--- Exercise details ---
Make an exact copy of all the data.

*** Information provided ***

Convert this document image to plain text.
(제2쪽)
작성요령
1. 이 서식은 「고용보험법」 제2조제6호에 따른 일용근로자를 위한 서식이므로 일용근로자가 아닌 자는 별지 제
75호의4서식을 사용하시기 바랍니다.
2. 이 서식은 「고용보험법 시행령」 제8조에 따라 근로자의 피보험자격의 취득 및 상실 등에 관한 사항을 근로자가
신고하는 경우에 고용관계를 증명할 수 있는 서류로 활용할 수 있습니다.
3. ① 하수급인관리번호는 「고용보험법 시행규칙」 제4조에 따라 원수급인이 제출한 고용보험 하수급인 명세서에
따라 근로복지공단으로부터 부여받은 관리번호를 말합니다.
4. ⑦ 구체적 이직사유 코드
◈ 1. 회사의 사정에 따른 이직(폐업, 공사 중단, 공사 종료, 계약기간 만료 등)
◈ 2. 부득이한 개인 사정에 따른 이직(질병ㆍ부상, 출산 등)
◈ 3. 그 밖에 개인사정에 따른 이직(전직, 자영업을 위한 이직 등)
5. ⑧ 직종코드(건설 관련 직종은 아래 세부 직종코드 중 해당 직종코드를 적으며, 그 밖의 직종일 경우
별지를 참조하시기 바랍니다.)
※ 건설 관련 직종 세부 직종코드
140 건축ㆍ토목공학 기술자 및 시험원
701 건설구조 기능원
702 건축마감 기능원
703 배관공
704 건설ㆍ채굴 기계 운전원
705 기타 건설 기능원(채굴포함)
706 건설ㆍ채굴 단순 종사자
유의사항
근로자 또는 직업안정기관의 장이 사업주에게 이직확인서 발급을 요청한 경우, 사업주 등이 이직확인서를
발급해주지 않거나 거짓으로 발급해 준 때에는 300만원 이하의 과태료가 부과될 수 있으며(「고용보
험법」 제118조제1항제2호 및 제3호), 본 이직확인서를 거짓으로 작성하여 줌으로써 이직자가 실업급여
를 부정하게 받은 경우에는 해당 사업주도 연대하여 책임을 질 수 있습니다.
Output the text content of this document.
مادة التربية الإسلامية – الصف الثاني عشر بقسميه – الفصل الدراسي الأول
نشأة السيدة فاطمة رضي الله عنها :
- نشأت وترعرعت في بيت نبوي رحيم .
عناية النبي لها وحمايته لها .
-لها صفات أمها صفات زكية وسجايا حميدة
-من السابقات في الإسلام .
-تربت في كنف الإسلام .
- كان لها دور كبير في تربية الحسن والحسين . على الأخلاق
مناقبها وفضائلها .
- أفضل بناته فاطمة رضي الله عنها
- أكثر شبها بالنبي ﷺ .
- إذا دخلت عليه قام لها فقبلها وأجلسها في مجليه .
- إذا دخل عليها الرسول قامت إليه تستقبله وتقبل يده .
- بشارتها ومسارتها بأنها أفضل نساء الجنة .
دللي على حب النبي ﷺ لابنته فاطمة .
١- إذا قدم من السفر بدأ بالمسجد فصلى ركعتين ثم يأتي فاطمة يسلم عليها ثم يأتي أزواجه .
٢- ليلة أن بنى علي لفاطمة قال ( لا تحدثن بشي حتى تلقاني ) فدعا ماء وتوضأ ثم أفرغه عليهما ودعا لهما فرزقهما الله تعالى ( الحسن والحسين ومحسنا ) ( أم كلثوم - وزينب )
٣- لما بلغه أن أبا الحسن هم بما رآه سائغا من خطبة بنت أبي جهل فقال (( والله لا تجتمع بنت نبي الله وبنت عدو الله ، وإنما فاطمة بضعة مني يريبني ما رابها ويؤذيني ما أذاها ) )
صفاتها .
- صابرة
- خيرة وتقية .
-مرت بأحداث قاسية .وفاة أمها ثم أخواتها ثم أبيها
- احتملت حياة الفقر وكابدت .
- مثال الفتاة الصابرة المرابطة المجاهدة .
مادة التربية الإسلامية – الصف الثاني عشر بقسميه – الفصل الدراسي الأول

***

--- In response ---
Convert this document image to plain text.
(제2쪽)
작성요령
1. 이 서식은 「고용보험법」 제2조제6호에 따른 일용근로자를 위한 서식이므로 일용근로자가 아닌 자는 별지 제
75호의4서식을 사용하시기 바랍니다.
2. 이 서식은 「고용보험법 시행령」 제8조에 따라 근로자의 피보험자격의 취득 및 상실 등에 관한 사항을 근로자가
신고하는 경우에 고용관계를 증명할 수 있는 서류로 활용할 수 있습니다.
3. ① 하수급인관리번호는 「고용보험법 시행규칙」 제4조에 따라 원수급인이 제출한 고용보험 하수급인 명세서에
따라 근로복지공단으로부터 부여받은 관리번호를 말합니다.
4. ⑦ 구체적 이직사유 코드
◈ 1. 회사의 사정에 따른 이직(폐업, 공사 중단, 공사 종료, 계약기간 만료 등)
◈ 2. 부득이한 개인 사정에 따른 이직(질병ㆍ부상, 출산 등)
◈ 3. 그 밖에 개인사정에 따른 이직(전직, 자영업을 위한 이직 등)
5. ⑧ 직종코드(건설 관련 직종은 아래 세부 직종코드 중 해당 직종코드를 적으며, 그 밖의 직종일 경우
별지를 참조하시기 바랍니다.)
※ 건설 관련 직종 세부 직종코드
140 건축ㆍ토목공학 기술자 및 시험원
701 건설구조 기능원
702 건축마감 기능원
703 배관공
704 건설ㆍ채굴 기계 운전원
705 기타 건설 기능원(채굴포함)
706 건설ㆍ채굴 단순 종사자
유의사항
근로자 또는 직업안정기관의 장이 사업주에게 이직확인서 발급을 요청한 경우, 사업주 등이 이직확인서를
발급해주지 않거나 거짓으로 발급해 준 때에는 300만원 이하의 과태료가 부과될 수 있으며(「고용보
험법」 제118조제1항제2호 및 제3호), 본 이직확인서를 거짓으로 작성하여 줌으로써 이직자가 실업급여
를 부정하게 받은 경우에는 해당 사업주도 연대하여 책임을 질 수 있습니다.
Output the text content of this document.
مادة التربية الإسلامية – الصف الثاني عشر بقسميه – الفصل الدراسي الأول
نشأة السيدة فاطمة رضي الله عنها :
- نشأت وترعرعت في بيت نبوي رحيم .
عناية النبي لها وحمايته لها .
-لها صفات أمها صفات زكية وسجايا حميدة
-من السابقات في الإسلام .
-تربت في كنف الإسلام .
- كان لها دور كبير في تربية الحسن والحسين . على الأخلاق
مناقبها وفضائلها .
- أفضل بناته فاطمة رضي الله عنها
- أكثر شبها بالنبي ﷺ .
- إذا دخلت عليه قام لها فقبلها وأجلسها في مجليه .
- إذا دخل عليها الرسول قامت إليه تستقبله وتقبل يده .
- بشارتها ومسارتها بأنها أفضل نساء الجنة .
دللي على حب النبي ﷺ لابنته فاطمة .
١- إذا قدم من السفر بدأ بالمسجد فصلى ركعتين ثم يأتي فاطمة يسلم عليها ثم يأتي أزواجه .
٢- ليلة أن بنى علي لفاطمة قال ( لا تحدثن بشي حتى تلقاني ) فدعا ماء وتوضأ ثم أفرغه عليهما ودعا لهما فرزقهما الله تعالى ( الحسن والحسين ومحسنا ) ( أم كلثوم - وزينب )
٣- لما بلغه أن أبا الحسن هم بما رآه سائغا من خطبة بنت أبي جهل فقال (( والله لا تجتمع بنت نبي الله وبنت عدو الله ، وإنما فاطمة بضعة مني يريبني ما رابها ويؤذيني ما أذاها ) )
صفاتها .
- صابرة
- خيرة وتقية .
-مرت بأحداث قاسية .وفاة أمها ثم أخواتها ثم أبيها
- احتملت حياة الفقر وكابدت .
- مثال الفتاة الصابرة المرابطة المجاهدة .
مادة التربية الإسلامية – الصف الثاني عشر بقسميه – الفصل الدراسي الأول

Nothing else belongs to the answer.